Recorded data

— Begin —

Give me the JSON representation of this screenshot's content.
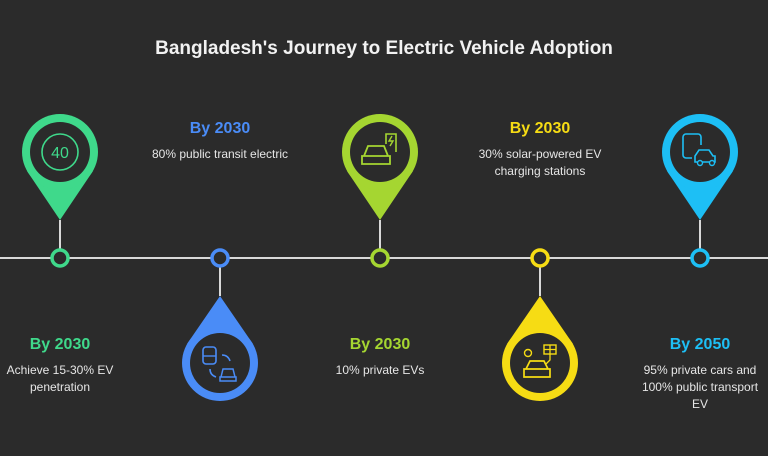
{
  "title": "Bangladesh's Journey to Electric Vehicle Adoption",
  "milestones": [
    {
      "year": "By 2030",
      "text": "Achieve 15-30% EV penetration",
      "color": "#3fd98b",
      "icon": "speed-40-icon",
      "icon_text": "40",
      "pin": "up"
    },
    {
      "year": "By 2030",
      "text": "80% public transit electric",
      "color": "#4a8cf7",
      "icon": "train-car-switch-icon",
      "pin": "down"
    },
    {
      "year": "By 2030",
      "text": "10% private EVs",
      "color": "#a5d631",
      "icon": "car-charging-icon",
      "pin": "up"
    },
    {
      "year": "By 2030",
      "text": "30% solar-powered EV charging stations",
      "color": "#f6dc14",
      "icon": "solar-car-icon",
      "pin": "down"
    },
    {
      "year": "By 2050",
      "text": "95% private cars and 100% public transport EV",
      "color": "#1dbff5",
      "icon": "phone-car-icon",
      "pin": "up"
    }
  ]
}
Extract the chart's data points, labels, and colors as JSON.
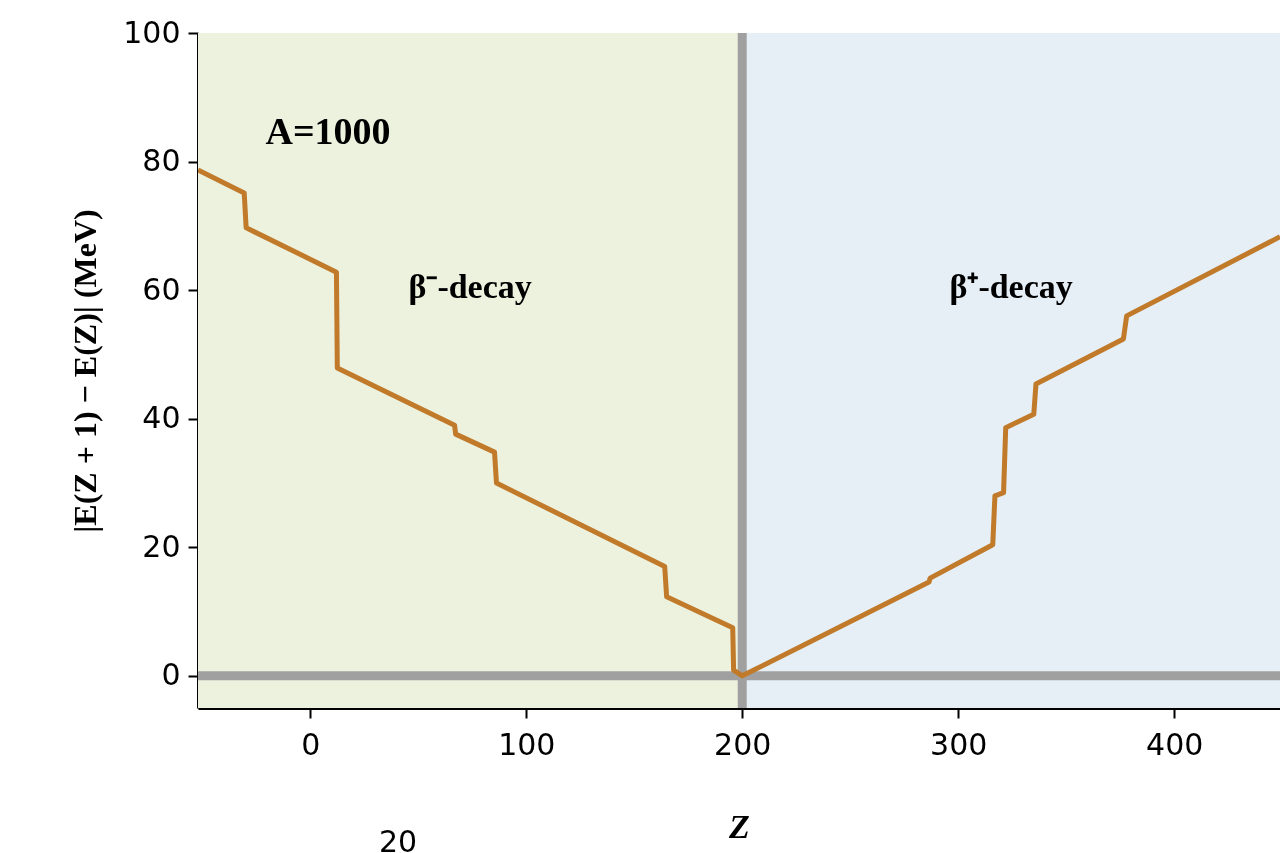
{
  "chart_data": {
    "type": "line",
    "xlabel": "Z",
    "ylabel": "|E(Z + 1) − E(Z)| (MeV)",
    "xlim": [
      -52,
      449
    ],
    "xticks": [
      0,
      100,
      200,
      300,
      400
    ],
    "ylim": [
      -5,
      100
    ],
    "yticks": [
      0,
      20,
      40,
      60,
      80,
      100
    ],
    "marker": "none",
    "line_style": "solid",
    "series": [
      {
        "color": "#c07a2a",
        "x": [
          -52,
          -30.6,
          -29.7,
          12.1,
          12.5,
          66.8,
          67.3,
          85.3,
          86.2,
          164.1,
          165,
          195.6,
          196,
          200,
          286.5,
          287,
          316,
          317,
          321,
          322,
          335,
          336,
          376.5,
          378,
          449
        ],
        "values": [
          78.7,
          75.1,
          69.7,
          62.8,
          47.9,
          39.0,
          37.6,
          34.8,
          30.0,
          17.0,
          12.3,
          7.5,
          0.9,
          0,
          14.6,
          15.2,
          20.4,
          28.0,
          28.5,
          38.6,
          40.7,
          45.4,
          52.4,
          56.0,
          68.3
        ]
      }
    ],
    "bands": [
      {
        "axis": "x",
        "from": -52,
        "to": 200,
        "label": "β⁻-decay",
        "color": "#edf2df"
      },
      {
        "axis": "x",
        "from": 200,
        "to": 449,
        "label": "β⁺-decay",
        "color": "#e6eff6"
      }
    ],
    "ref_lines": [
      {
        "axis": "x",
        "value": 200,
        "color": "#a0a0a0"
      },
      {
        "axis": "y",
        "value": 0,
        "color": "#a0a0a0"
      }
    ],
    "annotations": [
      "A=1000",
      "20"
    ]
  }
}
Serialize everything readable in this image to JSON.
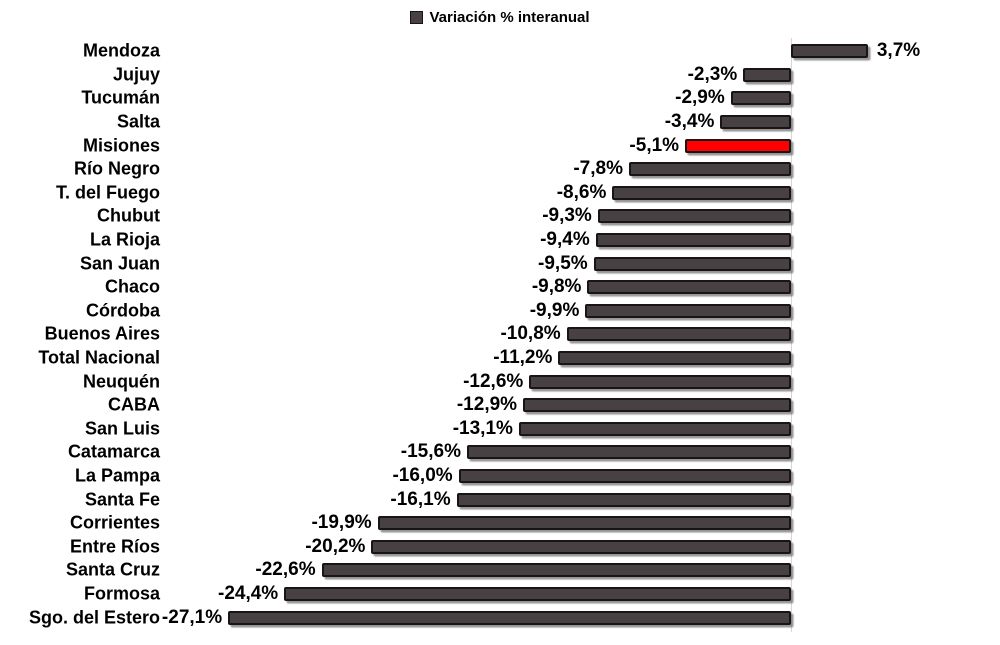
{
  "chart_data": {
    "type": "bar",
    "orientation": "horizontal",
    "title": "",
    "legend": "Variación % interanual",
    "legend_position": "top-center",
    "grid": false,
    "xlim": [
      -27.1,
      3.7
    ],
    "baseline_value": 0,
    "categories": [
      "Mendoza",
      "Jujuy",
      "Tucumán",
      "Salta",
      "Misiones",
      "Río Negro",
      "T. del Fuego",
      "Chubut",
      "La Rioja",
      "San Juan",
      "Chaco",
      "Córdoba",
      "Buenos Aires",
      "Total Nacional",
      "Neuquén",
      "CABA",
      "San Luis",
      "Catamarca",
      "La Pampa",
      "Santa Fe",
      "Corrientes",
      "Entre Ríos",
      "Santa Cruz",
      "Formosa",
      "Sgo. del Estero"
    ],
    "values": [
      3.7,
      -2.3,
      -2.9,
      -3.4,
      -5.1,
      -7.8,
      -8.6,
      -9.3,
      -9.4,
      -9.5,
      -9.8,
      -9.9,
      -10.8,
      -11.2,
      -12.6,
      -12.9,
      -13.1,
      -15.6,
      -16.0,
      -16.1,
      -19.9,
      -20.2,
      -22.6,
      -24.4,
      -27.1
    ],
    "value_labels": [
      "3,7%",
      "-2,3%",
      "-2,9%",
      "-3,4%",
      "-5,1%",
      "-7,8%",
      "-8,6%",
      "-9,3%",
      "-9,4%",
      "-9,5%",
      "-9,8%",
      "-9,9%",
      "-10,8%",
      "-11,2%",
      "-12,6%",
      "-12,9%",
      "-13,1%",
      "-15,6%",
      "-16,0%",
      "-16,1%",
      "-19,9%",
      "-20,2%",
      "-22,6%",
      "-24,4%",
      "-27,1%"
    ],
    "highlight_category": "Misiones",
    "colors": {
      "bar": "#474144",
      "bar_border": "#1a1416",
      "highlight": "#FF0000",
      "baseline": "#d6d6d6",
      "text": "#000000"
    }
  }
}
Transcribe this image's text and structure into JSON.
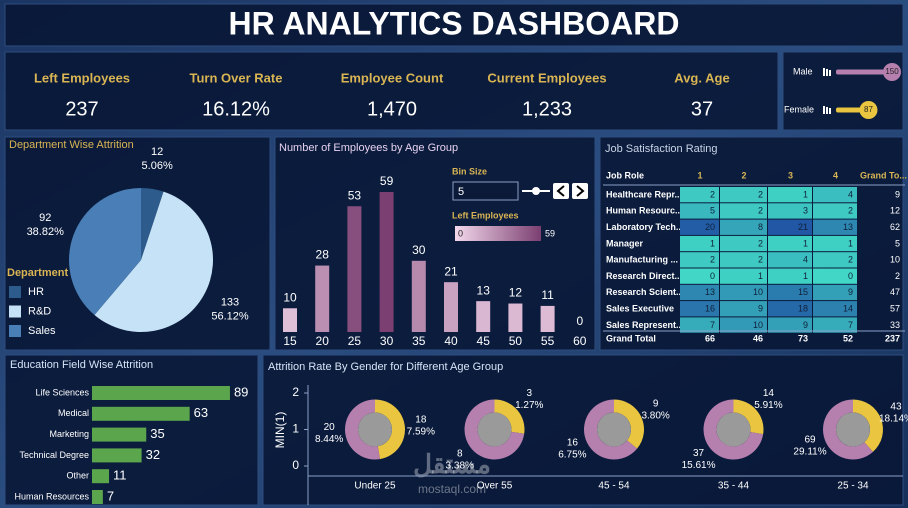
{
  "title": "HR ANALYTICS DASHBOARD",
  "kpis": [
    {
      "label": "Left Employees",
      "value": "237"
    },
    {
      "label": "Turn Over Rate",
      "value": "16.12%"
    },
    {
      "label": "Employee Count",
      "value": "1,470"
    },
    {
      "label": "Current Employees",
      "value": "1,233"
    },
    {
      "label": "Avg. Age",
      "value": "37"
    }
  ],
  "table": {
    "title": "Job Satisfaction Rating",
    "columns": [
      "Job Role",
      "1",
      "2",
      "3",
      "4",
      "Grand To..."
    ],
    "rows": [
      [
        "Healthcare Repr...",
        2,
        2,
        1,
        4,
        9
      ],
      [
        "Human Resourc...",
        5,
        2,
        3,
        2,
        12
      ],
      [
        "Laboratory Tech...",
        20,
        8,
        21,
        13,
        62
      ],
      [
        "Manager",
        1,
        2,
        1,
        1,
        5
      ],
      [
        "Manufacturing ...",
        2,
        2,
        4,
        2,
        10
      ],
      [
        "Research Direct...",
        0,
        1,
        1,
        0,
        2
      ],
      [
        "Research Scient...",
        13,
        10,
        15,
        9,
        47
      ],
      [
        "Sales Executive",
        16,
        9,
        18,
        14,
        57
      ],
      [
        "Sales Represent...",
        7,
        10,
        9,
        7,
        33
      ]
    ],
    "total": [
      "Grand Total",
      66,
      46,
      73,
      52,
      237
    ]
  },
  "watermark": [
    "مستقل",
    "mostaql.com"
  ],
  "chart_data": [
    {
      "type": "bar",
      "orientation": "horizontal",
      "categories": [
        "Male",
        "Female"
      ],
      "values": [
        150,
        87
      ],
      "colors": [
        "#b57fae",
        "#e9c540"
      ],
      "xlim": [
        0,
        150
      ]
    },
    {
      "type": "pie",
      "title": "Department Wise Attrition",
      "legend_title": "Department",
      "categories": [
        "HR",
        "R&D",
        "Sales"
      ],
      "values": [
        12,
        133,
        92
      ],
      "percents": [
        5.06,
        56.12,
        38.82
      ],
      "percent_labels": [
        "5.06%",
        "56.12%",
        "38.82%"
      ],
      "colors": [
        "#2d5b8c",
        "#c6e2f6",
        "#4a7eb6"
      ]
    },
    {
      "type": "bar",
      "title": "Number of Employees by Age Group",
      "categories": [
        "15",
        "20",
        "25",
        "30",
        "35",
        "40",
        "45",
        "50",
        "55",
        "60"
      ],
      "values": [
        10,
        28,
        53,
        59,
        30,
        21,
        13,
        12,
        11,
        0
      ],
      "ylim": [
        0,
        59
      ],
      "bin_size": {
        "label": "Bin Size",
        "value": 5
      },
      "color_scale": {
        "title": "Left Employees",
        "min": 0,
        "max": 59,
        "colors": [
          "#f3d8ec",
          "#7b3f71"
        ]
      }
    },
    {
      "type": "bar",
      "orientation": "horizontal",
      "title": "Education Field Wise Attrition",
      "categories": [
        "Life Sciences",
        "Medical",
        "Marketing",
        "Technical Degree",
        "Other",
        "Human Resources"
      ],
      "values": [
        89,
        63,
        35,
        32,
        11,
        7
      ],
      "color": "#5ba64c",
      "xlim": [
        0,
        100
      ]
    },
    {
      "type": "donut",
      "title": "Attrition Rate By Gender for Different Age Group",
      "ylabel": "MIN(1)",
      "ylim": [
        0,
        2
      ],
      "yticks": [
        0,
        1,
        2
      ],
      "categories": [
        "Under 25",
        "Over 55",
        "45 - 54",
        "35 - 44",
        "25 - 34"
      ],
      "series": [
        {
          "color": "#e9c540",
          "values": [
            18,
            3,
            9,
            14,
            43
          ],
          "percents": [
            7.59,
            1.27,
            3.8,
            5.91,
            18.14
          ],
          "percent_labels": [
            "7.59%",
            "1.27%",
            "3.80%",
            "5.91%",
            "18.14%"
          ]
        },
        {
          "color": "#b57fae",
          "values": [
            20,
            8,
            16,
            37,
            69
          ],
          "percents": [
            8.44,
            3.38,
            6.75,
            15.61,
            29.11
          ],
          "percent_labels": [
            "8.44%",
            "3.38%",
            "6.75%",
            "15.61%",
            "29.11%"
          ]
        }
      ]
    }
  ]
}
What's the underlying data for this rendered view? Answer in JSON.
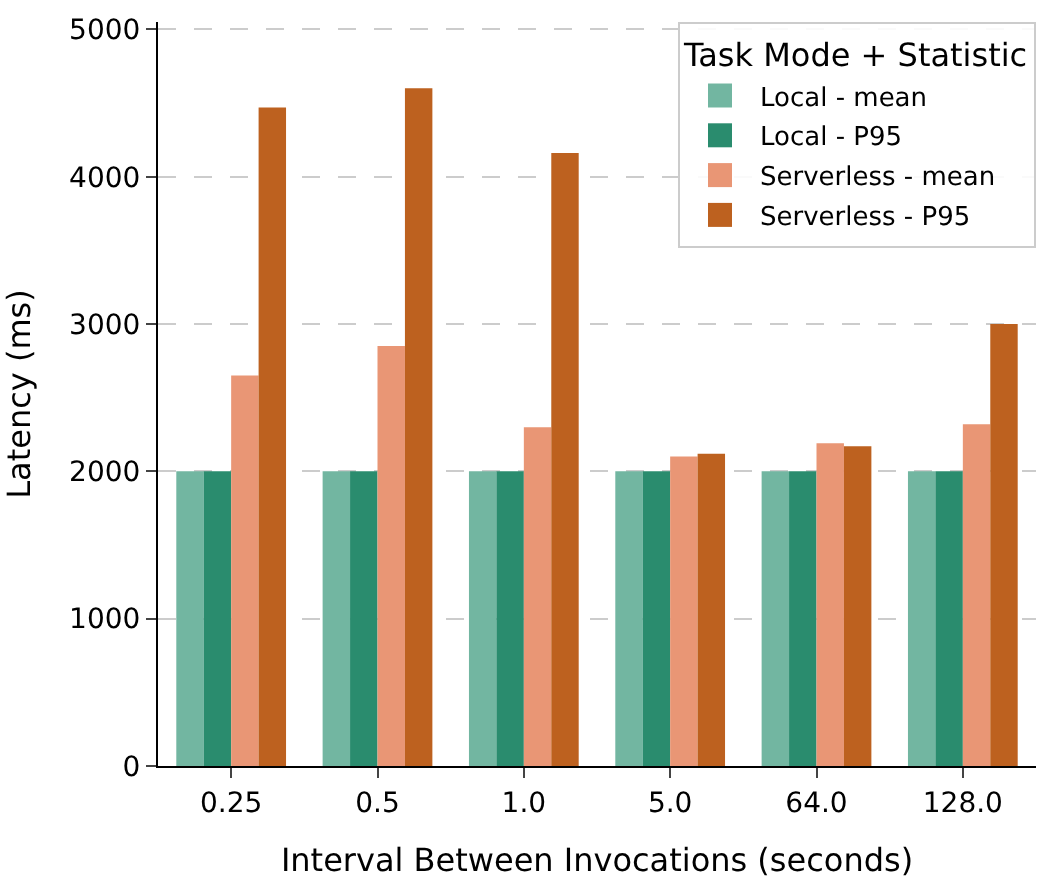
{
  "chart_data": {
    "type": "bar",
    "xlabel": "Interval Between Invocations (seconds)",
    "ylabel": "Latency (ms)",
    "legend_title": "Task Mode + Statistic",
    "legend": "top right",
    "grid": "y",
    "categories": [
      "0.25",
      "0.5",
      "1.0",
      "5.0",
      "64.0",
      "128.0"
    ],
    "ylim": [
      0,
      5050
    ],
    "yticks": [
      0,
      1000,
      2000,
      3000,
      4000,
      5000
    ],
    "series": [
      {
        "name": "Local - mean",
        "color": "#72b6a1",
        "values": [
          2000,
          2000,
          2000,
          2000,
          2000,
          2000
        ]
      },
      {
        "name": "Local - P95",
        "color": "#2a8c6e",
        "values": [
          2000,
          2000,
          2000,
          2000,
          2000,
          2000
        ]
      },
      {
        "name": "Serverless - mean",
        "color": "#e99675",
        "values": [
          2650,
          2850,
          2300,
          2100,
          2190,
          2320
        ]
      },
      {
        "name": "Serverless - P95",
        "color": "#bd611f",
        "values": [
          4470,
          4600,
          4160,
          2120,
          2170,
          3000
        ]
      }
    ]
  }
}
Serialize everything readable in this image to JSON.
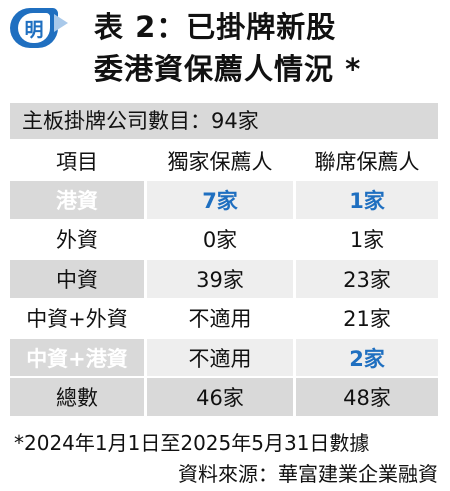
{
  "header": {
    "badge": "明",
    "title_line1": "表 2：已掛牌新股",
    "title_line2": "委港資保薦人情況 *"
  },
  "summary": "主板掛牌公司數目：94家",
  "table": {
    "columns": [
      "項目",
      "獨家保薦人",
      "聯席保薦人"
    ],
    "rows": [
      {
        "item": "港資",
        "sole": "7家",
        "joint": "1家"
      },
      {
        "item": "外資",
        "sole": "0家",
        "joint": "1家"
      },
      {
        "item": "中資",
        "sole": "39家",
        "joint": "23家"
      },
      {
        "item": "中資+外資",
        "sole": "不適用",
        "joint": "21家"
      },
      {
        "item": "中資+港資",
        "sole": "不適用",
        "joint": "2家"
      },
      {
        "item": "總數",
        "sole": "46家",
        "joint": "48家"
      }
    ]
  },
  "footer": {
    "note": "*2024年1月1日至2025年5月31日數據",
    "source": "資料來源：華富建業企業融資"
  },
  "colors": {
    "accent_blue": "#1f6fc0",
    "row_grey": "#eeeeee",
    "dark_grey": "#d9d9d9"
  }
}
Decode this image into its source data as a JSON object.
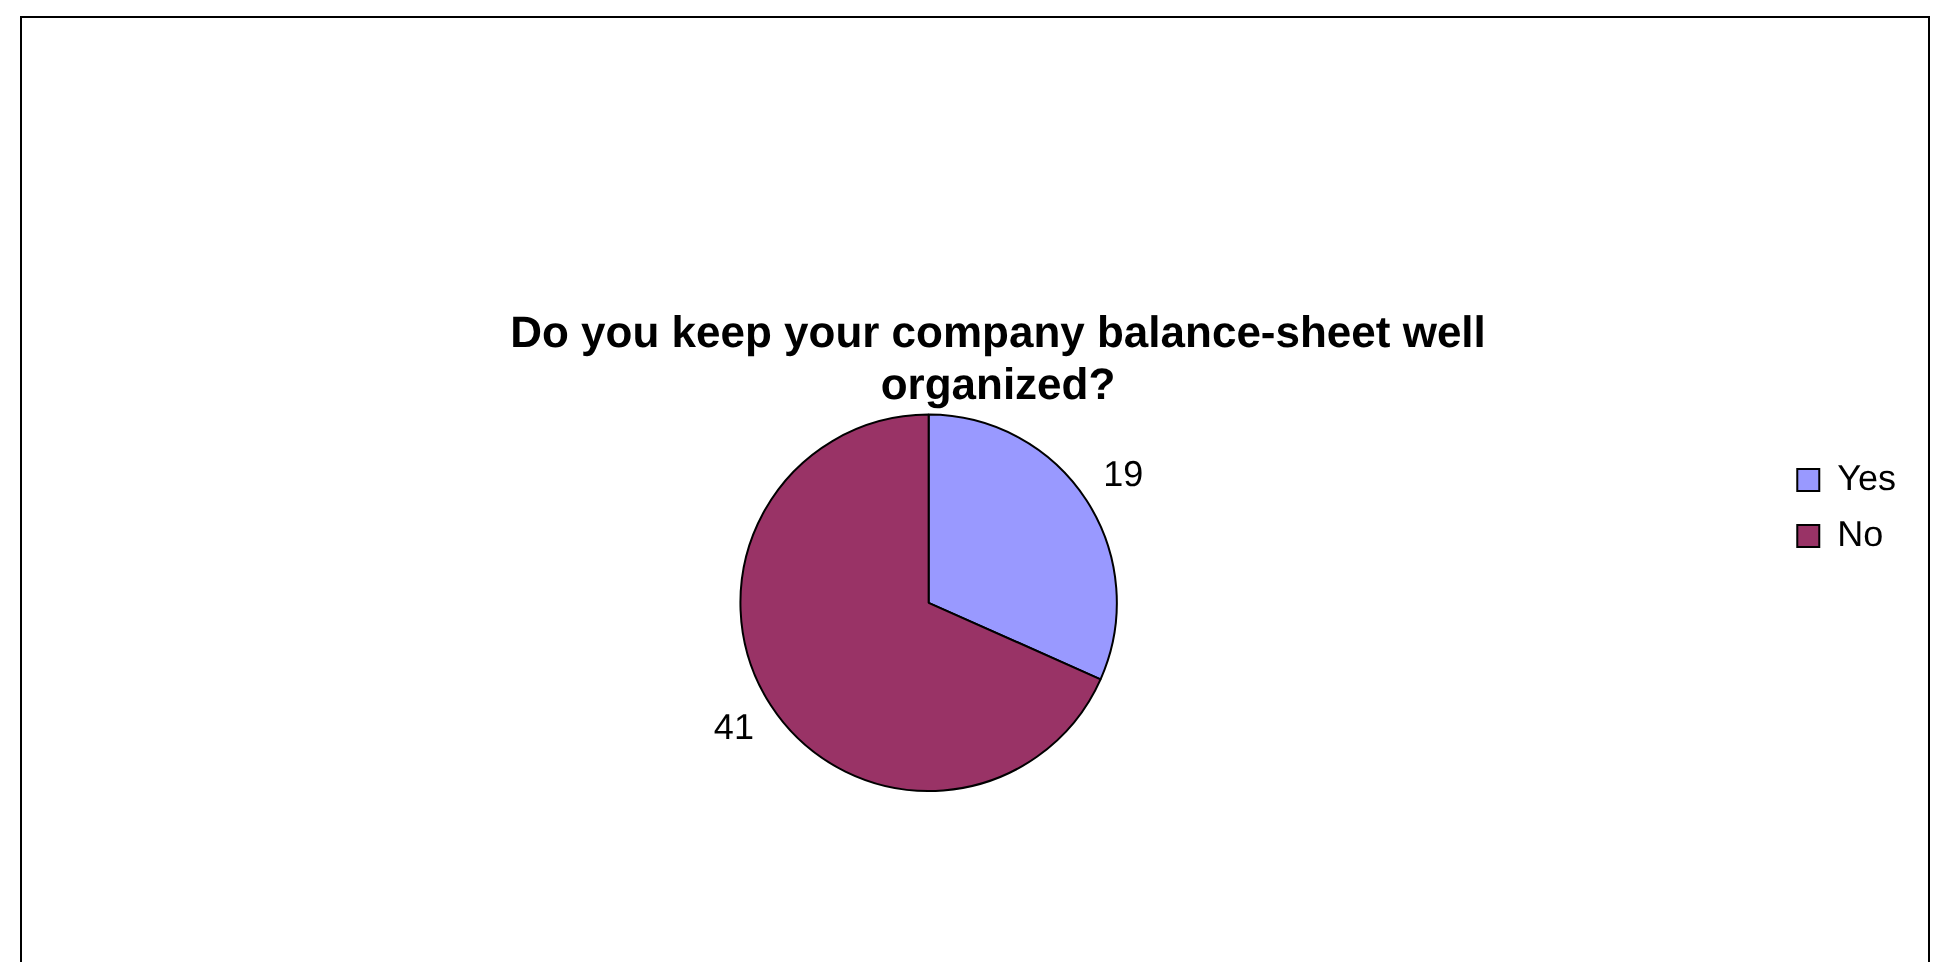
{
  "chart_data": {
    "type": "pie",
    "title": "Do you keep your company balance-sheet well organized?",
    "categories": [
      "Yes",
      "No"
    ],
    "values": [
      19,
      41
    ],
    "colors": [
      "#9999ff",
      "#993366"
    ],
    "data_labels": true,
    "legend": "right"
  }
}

— End —

(Exercise brief) With pictures omitted, reproduce exactly the lines from the line containing "Decode this image" through the end of the data above.

(Task solution)
Decode this image into its source data as a JSON object.
{
  "chart_data": {
    "type": "pie",
    "title": "Do you keep your company balance-sheet well organized?",
    "categories": [
      "Yes",
      "No"
    ],
    "values": [
      19,
      41
    ],
    "colors": [
      "#9999ff",
      "#993366"
    ],
    "data_labels": true,
    "legend": "right"
  }
}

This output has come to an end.